Write out every entry exactly as it appears.

Extracts from a graphics dataset:
- - -
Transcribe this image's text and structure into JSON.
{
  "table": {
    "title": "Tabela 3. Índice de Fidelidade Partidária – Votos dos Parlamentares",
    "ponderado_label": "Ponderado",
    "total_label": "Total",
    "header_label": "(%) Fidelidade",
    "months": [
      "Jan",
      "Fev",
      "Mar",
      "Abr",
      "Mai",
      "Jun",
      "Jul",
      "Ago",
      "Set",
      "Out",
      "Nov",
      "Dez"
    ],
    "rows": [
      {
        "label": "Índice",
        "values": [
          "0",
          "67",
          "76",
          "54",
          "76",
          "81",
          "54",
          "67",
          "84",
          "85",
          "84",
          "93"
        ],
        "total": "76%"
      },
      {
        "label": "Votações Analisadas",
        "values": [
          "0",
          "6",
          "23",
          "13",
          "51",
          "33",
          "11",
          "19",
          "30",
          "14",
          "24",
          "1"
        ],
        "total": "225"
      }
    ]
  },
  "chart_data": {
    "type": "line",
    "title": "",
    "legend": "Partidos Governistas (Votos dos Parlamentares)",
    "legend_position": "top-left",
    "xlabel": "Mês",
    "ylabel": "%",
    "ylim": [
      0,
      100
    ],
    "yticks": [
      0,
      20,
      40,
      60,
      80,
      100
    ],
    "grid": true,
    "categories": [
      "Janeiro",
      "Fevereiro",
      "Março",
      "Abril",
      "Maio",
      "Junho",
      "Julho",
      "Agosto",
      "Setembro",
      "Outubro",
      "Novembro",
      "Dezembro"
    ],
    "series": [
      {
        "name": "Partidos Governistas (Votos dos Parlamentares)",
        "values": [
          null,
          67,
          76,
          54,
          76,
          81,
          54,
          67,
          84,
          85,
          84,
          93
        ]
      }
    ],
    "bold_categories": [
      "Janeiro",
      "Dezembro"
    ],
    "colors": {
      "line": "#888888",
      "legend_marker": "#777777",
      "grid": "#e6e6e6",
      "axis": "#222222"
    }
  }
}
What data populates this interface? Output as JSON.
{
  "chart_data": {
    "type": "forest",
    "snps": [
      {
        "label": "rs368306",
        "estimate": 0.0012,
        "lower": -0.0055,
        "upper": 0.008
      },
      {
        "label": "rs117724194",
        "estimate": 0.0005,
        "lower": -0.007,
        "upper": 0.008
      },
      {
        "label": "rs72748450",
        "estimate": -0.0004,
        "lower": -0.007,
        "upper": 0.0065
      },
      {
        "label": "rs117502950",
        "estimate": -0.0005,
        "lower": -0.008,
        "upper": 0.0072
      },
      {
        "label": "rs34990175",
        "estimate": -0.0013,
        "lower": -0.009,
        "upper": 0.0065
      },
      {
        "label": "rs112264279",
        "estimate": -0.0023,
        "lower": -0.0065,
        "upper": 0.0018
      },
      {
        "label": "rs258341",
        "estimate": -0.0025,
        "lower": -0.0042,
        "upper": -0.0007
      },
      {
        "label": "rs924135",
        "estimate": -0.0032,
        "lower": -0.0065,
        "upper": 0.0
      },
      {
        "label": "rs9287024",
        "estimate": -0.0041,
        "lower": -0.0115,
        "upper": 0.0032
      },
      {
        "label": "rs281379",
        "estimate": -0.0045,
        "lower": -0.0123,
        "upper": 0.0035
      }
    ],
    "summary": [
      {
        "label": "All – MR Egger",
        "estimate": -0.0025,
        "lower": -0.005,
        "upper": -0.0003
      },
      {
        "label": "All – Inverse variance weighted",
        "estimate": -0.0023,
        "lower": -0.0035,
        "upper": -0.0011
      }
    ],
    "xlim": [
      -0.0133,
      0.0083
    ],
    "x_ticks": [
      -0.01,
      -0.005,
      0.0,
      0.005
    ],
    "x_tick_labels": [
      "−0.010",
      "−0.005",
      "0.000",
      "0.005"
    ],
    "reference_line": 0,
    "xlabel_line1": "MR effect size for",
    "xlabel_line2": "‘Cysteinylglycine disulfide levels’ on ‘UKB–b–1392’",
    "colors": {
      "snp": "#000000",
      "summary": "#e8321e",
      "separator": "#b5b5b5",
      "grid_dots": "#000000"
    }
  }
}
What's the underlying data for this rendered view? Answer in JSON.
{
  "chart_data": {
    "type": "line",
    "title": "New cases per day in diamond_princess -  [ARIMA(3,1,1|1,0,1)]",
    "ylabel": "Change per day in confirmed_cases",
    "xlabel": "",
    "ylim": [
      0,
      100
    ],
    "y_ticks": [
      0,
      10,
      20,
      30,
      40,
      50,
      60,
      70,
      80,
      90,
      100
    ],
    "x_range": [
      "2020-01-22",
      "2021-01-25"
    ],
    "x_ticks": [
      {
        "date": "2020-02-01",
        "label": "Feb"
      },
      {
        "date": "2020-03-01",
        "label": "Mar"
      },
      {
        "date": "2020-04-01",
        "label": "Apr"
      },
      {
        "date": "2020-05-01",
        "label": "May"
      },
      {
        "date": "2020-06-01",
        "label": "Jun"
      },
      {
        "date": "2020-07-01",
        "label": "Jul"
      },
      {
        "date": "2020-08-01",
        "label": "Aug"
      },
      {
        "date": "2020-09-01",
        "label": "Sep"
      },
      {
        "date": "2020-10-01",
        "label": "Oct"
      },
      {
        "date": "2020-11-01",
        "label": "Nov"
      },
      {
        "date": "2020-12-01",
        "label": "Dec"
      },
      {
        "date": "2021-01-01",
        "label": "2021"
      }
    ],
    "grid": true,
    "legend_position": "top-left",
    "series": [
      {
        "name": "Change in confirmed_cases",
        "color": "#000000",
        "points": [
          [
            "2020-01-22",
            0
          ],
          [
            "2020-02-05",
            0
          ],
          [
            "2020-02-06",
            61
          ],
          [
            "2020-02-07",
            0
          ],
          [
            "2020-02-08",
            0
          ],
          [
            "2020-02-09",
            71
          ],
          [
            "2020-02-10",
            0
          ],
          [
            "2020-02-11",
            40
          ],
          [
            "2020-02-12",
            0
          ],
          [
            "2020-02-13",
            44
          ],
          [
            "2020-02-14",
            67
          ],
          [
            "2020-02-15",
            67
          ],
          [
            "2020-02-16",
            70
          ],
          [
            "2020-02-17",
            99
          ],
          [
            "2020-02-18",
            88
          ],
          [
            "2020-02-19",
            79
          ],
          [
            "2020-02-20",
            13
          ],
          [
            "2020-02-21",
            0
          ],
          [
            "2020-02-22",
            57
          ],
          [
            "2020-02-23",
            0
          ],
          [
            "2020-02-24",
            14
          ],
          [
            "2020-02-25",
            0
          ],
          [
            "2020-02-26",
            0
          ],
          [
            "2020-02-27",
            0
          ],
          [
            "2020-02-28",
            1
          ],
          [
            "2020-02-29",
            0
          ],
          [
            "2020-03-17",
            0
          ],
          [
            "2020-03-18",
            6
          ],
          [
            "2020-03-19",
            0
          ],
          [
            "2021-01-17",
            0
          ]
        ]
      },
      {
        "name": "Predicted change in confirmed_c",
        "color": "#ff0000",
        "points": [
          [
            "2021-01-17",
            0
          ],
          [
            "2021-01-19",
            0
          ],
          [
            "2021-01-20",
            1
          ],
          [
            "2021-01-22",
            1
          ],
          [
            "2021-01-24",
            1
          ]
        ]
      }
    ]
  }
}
- - -
### SOLUTION TO THIS EXERCISE
Transcribe this image's text and structure into JSON.
{
  "table": {
    "title": "Tabela 3. Índice de Fidelidade Partidária – Votos dos Parlamentares",
    "ponderado_label": "Ponderado",
    "total_label": "Total",
    "header_label": "(%) Fidelidade",
    "months": [
      "Jan",
      "Fev",
      "Mar",
      "Abr",
      "Mai",
      "Jun",
      "Jul",
      "Ago",
      "Set",
      "Out",
      "Nov",
      "Dez"
    ],
    "rows": [
      {
        "label": "Índice",
        "values": [
          "0",
          "67",
          "76",
          "54",
          "76",
          "81",
          "54",
          "67",
          "84",
          "85",
          "84",
          "93"
        ],
        "total": "76%"
      },
      {
        "label": "Votações Analisadas",
        "values": [
          "0",
          "6",
          "23",
          "13",
          "51",
          "33",
          "11",
          "19",
          "30",
          "14",
          "24",
          "1"
        ],
        "total": "225"
      }
    ]
  },
  "chart_data": {
    "type": "line",
    "title": "",
    "legend": "Partidos Governistas (Votos dos Parlamentares)",
    "legend_position": "top-left",
    "xlabel": "Mês",
    "ylabel": "%",
    "ylim": [
      0,
      100
    ],
    "yticks": [
      0,
      20,
      40,
      60,
      80,
      100
    ],
    "grid": true,
    "categories": [
      "Janeiro",
      "Fevereiro",
      "Março",
      "Abril",
      "Maio",
      "Junho",
      "Julho",
      "Agosto",
      "Setembro",
      "Outubro",
      "Novembro",
      "Dezembro"
    ],
    "series": [
      {
        "name": "Partidos Governistas (Votos dos Parlamentares)",
        "values": [
          null,
          67,
          76,
          54,
          76,
          81,
          54,
          67,
          84,
          85,
          84,
          93
        ]
      }
    ],
    "bold_categories": [
      "Janeiro",
      "Dezembro"
    ],
    "colors": {
      "line": "#888888",
      "legend_marker": "#777777",
      "grid": "#e6e6e6",
      "axis": "#222222"
    }
  }
}
What data populates this interface? Output as JSON.
{
  "chart_data": {
    "type": "forest",
    "snps": [
      {
        "label": "rs368306",
        "estimate": 0.0012,
        "lower": -0.0055,
        "upper": 0.008
      },
      {
        "label": "rs117724194",
        "estimate": 0.0005,
        "lower": -0.007,
        "upper": 0.008
      },
      {
        "label": "rs72748450",
        "estimate": -0.0004,
        "lower": -0.007,
        "upper": 0.0065
      },
      {
        "label": "rs117502950",
        "estimate": -0.0005,
        "lower": -0.008,
        "upper": 0.0072
      },
      {
        "label": "rs34990175",
        "estimate": -0.0013,
        "lower": -0.009,
        "upper": 0.0065
      },
      {
        "label": "rs112264279",
        "estimate": -0.0023,
        "lower": -0.0065,
        "upper": 0.0018
      },
      {
        "label": "rs258341",
        "estimate": -0.0025,
        "lower": -0.0042,
        "upper": -0.0007
      },
      {
        "label": "rs924135",
        "estimate": -0.0032,
        "lower": -0.0065,
        "upper": 0.0
      },
      {
        "label": "rs9287024",
        "estimate": -0.0041,
        "lower": -0.0115,
        "upper": 0.0032
      },
      {
        "label": "rs281379",
        "estimate": -0.0045,
        "lower": -0.0123,
        "upper": 0.0035
      }
    ],
    "summary": [
      {
        "label": "All – MR Egger",
        "estimate": -0.0025,
        "lower": -0.005,
        "upper": -0.0003
      },
      {
        "label": "All – Inverse variance weighted",
        "estimate": -0.0023,
        "lower": -0.0035,
        "upper": -0.0011
      }
    ],
    "xlim": [
      -0.0133,
      0.0083
    ],
    "x_ticks": [
      -0.01,
      -0.005,
      0.0,
      0.005
    ],
    "x_tick_labels": [
      "−0.010",
      "−0.005",
      "0.000",
      "0.005"
    ],
    "reference_line": 0,
    "xlabel_line1": "MR effect size for",
    "xlabel_line2": "‘Cysteinylglycine disulfide levels’ on ‘UKB–b–1392’",
    "colors": {
      "snp": "#000000",
      "summary": "#e8321e",
      "separator": "#b5b5b5",
      "grid_dots": "#000000"
    }
  }
}
What's the underlying data for this rendered view? Answer in JSON.
{
  "chart_data": {
    "type": "line",
    "title": "New cases per day in diamond_princess -  [ARIMA(3,1,1|1,0,1)]",
    "ylabel": "Change per day in confirmed_cases",
    "xlabel": "",
    "ylim": [
      0,
      100
    ],
    "y_ticks": [
      0,
      10,
      20,
      30,
      40,
      50,
      60,
      70,
      80,
      90,
      100
    ],
    "x_range": [
      "2020-01-22",
      "2021-01-25"
    ],
    "x_ticks": [
      {
        "date": "2020-02-01",
        "label": "Feb"
      },
      {
        "date": "2020-03-01",
        "label": "Mar"
      },
      {
        "date": "2020-04-01",
        "label": "Apr"
      },
      {
        "date": "2020-05-01",
        "label": "May"
      },
      {
        "date": "2020-06-01",
        "label": "Jun"
      },
      {
        "date": "2020-07-01",
        "label": "Jul"
      },
      {
        "date": "2020-08-01",
        "label": "Aug"
      },
      {
        "date": "2020-09-01",
        "label": "Sep"
      },
      {
        "date": "2020-10-01",
        "label": "Oct"
      },
      {
        "date": "2020-11-01",
        "label": "Nov"
      },
      {
        "date": "2020-12-01",
        "label": "Dec"
      },
      {
        "date": "2021-01-01",
        "label": "2021"
      }
    ],
    "grid": true,
    "legend_position": "top-left",
    "series": [
      {
        "name": "Change in confirmed_cases",
        "color": "#000000",
        "points": [
          [
            "2020-01-22",
            0
          ],
          [
            "2020-02-05",
            0
          ],
          [
            "2020-02-06",
            61
          ],
          [
            "2020-02-07",
            0
          ],
          [
            "2020-02-08",
            0
          ],
          [
            "2020-02-09",
            71
          ],
          [
            "2020-02-10",
            0
          ],
          [
            "2020-02-11",
            40
          ],
          [
            "2020-02-12",
            0
          ],
          [
            "2020-02-13",
            44
          ],
          [
            "2020-02-14",
            67
          ],
          [
            "2020-02-15",
            67
          ],
          [
            "2020-02-16",
            70
          ],
          [
            "2020-02-17",
            99
          ],
          [
            "2020-02-18",
            88
          ],
          [
            "2020-02-19",
            79
          ],
          [
            "2020-02-20",
            13
          ],
          [
            "2020-02-21",
            0
          ],
          [
            "2020-02-22",
            57
          ],
          [
            "2020-02-23",
            0
          ],
          [
            "2020-02-24",
            14
          ],
          [
            "2020-02-25",
            0
          ],
          [
            "2020-02-26",
            0
          ],
          [
            "2020-02-27",
            0
          ],
          [
            "2020-02-28",
            1
          ],
          [
            "2020-02-29",
            0
          ],
          [
            "2020-03-17",
            0
          ],
          [
            "2020-03-18",
            6
          ],
          [
            "2020-03-19",
            0
          ],
          [
            "2021-01-17",
            0
          ]
        ]
      },
      {
        "name": "Predicted change in confirmed_c",
        "color": "#ff0000",
        "points": [
          [
            "2021-01-17",
            0
          ],
          [
            "2021-01-19",
            0
          ],
          [
            "2021-01-20",
            1
          ],
          [
            "2021-01-22",
            1
          ],
          [
            "2021-01-24",
            1
          ]
        ]
      }
    ]
  }
}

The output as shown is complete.